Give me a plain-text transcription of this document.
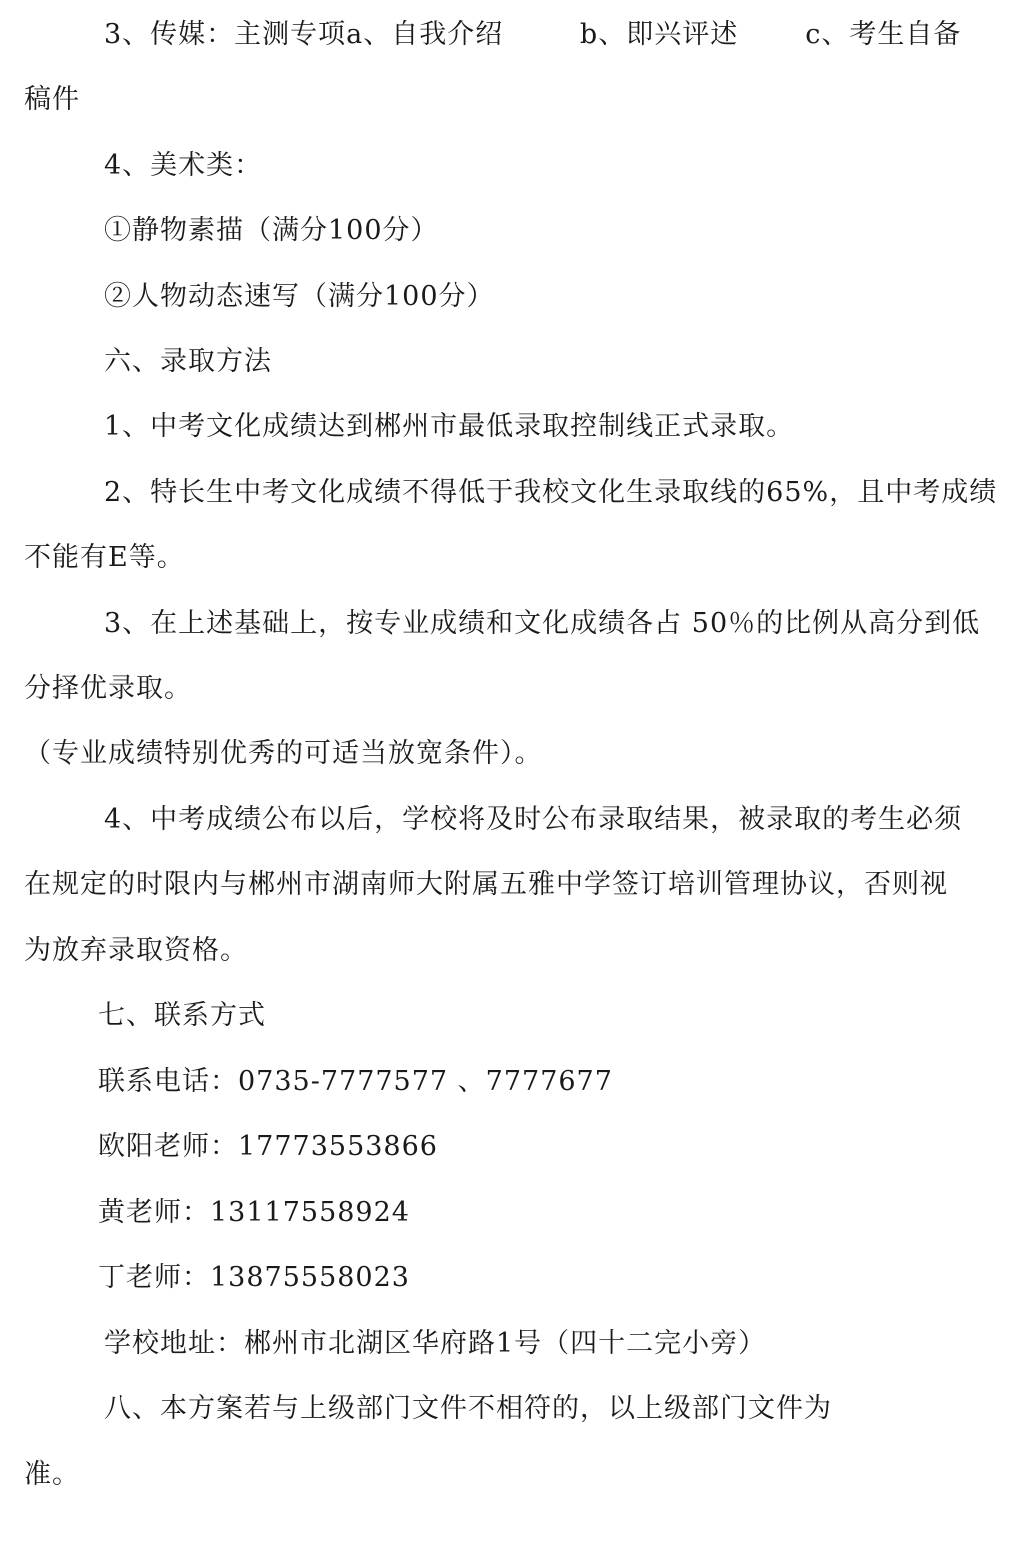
3、传媒：主测专项a、自我介绍        b、即兴评述       c、考生自备
稿件
4、美术类：
①静物素描（满分100分）
②人物动态速写（满分100分）
六、录取方法
1、中考文化成绩达到郴州市最低录取控制线正式录取。
2、特长生中考文化成绩不得低于我校文化生录取线的65%，且中考成绩
不能有E等。
3、在上述基础上，按专业成绩和文化成绩各占 50％的比例从高分到低
分择优录取。
（专业成绩特别优秀的可适当放宽条件）。
4、中考成绩公布以后，学校将及时公布录取结果，被录取的考生必须
在规定的时限内与郴州市湖南师大附属五雅中学签订培训管理协议，否则视
为放弃录取资格。
七、联系方式
联系电话：0735-7777577 、7777677
欧阳老师：17773553866
黄老师：13117558924
丁老师：13875558023
学校地址：郴州市北湖区华府路1号（四十二完小旁）
八、本方案若与上级部门文件不相符的，以上级部门文件为
准。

*What to do*: Without the pictures, restate each entry exactly.

*Exercise response*:
Give me a plain-text transcription of this document.
3、传媒：主测专项a、自我介绍        b、即兴评述       c、考生自备
稿件
4、美术类：
①静物素描（满分100分）
②人物动态速写（满分100分）
六、录取方法
1、中考文化成绩达到郴州市最低录取控制线正式录取。
2、特长生中考文化成绩不得低于我校文化生录取线的65%，且中考成绩
不能有E等。
3、在上述基础上，按专业成绩和文化成绩各占 50％的比例从高分到低
分择优录取。
（专业成绩特别优秀的可适当放宽条件）。
4、中考成绩公布以后，学校将及时公布录取结果，被录取的考生必须
在规定的时限内与郴州市湖南师大附属五雅中学签订培训管理协议，否则视
为放弃录取资格。
七、联系方式
联系电话：0735-7777577 、7777677
欧阳老师：17773553866
黄老师：13117558924
丁老师：13875558023
学校地址：郴州市北湖区华府路1号（四十二完小旁）
八、本方案若与上级部门文件不相符的，以上级部门文件为
准。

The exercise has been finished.